Lift out each line of the data that holds "this".

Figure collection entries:

>>>>>

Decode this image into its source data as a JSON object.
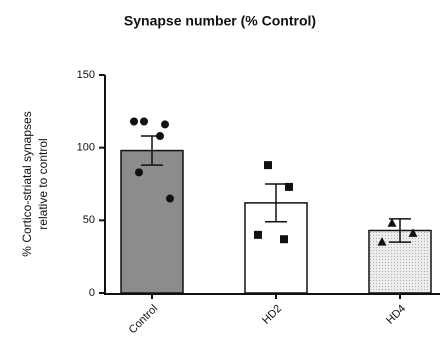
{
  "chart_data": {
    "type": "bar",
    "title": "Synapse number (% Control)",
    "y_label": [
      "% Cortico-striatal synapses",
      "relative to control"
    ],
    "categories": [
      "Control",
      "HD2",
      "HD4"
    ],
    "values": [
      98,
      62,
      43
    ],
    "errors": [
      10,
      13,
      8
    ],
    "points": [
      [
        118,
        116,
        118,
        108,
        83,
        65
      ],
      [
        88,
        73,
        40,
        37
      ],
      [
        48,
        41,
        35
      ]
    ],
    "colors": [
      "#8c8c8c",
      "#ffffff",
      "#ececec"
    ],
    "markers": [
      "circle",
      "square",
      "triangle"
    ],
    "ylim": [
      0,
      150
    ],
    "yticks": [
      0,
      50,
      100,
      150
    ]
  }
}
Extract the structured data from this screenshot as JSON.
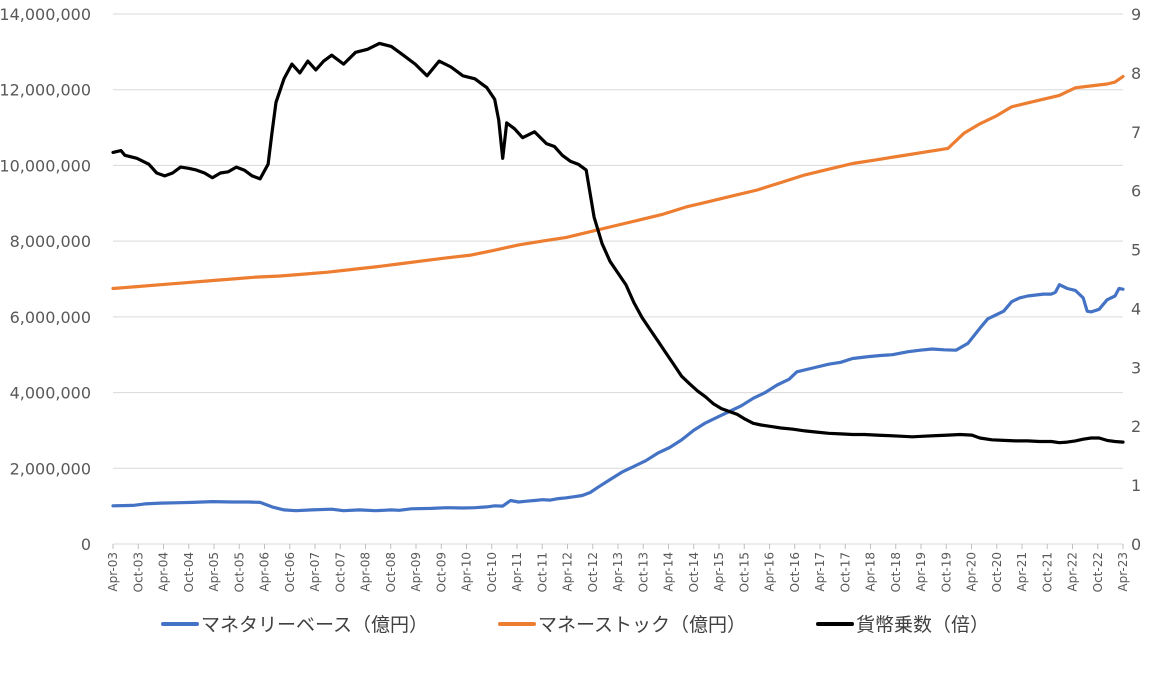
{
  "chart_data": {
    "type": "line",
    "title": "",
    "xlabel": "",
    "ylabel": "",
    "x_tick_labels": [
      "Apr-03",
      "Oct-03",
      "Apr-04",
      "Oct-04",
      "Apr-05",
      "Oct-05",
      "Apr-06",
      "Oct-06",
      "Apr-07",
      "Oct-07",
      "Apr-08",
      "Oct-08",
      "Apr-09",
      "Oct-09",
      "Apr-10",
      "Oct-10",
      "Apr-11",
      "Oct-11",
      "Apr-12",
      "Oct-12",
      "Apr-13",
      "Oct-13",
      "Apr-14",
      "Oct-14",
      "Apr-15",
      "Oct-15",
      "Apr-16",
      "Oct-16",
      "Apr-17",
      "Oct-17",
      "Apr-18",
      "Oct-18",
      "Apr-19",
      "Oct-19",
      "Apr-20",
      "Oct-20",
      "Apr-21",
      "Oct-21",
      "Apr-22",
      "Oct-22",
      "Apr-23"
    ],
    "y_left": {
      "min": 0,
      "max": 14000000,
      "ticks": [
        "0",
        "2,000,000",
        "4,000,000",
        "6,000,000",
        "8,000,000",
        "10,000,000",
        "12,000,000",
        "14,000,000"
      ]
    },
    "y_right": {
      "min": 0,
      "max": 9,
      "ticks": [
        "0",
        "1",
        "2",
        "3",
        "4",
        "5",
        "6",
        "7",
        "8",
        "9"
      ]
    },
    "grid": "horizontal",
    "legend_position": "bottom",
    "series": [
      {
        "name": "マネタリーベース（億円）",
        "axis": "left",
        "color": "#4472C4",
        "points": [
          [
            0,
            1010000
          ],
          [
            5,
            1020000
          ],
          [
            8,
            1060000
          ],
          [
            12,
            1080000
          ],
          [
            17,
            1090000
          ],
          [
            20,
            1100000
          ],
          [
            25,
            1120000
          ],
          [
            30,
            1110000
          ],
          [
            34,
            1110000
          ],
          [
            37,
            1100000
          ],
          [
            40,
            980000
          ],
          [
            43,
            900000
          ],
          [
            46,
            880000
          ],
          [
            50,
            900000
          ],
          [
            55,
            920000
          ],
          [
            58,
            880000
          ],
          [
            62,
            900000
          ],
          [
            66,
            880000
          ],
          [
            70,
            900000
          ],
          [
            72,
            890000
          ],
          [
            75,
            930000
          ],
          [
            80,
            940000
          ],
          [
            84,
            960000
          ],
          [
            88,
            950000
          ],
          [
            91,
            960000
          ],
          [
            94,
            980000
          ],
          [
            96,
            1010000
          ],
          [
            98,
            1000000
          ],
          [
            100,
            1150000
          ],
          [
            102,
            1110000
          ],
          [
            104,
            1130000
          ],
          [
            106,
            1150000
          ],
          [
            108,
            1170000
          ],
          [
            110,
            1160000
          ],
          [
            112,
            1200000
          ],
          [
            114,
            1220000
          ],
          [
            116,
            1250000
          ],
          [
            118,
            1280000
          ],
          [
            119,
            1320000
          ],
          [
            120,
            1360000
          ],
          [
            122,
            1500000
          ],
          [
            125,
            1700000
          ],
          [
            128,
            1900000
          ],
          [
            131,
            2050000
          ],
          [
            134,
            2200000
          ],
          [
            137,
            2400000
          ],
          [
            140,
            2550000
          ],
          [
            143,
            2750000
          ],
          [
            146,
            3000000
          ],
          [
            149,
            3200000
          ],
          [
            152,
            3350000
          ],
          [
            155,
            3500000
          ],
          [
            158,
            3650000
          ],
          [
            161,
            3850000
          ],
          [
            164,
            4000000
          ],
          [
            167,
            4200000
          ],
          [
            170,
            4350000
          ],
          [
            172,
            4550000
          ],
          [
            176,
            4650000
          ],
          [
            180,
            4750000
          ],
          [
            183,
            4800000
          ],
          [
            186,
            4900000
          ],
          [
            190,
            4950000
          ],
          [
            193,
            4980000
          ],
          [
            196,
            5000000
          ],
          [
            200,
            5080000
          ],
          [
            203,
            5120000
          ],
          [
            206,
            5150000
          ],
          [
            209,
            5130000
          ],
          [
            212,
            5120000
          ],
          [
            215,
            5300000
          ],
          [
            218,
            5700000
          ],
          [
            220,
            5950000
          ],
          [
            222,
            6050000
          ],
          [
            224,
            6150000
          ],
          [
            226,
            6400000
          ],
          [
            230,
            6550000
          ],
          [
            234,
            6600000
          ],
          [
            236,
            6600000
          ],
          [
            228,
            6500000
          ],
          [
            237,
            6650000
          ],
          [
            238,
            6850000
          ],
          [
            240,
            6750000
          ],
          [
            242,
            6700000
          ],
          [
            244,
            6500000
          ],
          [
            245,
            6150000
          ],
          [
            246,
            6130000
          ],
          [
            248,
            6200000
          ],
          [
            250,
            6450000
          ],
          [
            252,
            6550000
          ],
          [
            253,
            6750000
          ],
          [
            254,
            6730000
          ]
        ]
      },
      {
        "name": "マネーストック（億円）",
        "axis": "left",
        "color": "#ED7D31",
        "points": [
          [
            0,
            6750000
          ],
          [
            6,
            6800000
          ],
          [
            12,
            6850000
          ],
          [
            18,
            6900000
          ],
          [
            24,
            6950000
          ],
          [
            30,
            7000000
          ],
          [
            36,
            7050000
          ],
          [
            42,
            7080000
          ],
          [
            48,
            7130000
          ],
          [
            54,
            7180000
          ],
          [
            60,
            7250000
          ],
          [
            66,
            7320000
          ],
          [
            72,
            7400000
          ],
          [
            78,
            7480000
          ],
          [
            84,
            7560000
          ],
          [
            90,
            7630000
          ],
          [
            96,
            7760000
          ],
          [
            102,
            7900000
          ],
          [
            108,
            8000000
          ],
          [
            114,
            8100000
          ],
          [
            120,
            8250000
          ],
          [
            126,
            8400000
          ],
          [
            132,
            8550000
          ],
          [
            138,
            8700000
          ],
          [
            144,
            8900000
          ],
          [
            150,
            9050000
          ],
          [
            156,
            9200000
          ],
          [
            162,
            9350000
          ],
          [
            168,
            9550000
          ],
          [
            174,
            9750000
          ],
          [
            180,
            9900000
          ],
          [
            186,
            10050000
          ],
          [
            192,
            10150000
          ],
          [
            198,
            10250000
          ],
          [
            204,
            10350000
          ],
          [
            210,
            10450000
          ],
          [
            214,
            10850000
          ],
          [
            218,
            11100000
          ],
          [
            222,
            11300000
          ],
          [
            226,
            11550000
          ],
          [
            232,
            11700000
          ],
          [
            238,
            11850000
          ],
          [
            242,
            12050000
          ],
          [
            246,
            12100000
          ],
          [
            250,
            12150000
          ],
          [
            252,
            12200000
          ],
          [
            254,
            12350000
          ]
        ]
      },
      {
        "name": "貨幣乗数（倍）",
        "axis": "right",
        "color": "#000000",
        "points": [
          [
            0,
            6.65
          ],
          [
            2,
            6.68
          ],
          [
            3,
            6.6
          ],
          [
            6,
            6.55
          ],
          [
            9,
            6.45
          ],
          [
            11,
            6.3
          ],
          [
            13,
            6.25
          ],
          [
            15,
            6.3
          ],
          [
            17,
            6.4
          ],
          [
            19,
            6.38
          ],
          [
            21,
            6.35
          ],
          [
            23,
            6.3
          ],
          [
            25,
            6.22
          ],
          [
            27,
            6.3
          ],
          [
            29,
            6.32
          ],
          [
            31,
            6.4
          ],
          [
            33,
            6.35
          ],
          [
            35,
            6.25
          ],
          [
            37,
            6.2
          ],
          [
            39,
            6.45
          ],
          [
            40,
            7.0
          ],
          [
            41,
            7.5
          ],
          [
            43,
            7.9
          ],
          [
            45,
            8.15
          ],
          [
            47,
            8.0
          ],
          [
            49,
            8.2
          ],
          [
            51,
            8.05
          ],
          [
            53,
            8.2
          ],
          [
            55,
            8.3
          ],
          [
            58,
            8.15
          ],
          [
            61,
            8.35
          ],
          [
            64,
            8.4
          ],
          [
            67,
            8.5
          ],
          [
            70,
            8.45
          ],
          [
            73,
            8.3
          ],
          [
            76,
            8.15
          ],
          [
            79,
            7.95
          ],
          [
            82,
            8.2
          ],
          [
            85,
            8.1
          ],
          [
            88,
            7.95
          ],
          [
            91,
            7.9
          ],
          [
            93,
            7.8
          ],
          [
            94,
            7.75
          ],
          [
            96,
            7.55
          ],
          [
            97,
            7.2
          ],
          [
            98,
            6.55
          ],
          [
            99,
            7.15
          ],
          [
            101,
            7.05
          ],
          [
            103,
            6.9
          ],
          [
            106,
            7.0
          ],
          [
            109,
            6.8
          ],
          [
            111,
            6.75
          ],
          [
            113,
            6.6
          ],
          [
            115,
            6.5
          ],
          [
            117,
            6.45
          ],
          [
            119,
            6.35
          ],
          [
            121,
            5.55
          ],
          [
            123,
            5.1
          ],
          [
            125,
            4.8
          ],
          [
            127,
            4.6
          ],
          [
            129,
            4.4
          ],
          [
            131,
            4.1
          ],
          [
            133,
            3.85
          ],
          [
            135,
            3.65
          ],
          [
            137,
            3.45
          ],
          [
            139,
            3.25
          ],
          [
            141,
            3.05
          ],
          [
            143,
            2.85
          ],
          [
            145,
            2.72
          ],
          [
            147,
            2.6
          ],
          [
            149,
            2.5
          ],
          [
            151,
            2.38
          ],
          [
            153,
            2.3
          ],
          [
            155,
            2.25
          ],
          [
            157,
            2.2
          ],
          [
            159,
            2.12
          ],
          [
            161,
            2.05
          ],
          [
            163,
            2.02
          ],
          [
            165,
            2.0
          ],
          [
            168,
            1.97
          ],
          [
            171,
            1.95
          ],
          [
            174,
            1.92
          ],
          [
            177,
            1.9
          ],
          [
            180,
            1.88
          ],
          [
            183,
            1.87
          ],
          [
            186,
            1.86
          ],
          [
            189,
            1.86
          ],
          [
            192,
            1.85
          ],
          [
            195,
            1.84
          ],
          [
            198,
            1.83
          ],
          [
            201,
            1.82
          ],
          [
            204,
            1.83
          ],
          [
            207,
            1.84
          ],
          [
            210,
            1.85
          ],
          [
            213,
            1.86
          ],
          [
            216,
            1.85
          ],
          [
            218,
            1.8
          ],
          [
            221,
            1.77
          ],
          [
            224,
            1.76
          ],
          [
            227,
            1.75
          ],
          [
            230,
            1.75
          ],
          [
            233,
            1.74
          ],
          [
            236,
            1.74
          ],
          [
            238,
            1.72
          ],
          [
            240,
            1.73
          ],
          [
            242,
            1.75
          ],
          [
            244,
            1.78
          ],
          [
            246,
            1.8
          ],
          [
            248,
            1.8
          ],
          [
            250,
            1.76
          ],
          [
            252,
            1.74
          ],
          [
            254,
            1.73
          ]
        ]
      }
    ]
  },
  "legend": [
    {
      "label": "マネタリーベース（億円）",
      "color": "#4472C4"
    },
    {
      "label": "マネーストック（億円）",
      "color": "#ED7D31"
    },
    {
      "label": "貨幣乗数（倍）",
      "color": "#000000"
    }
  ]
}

<<<<<

◆ FULL RESPONSE ◆
Decode this image into its source data as a JSON object.
Extract the structured data from this screenshot as JSON.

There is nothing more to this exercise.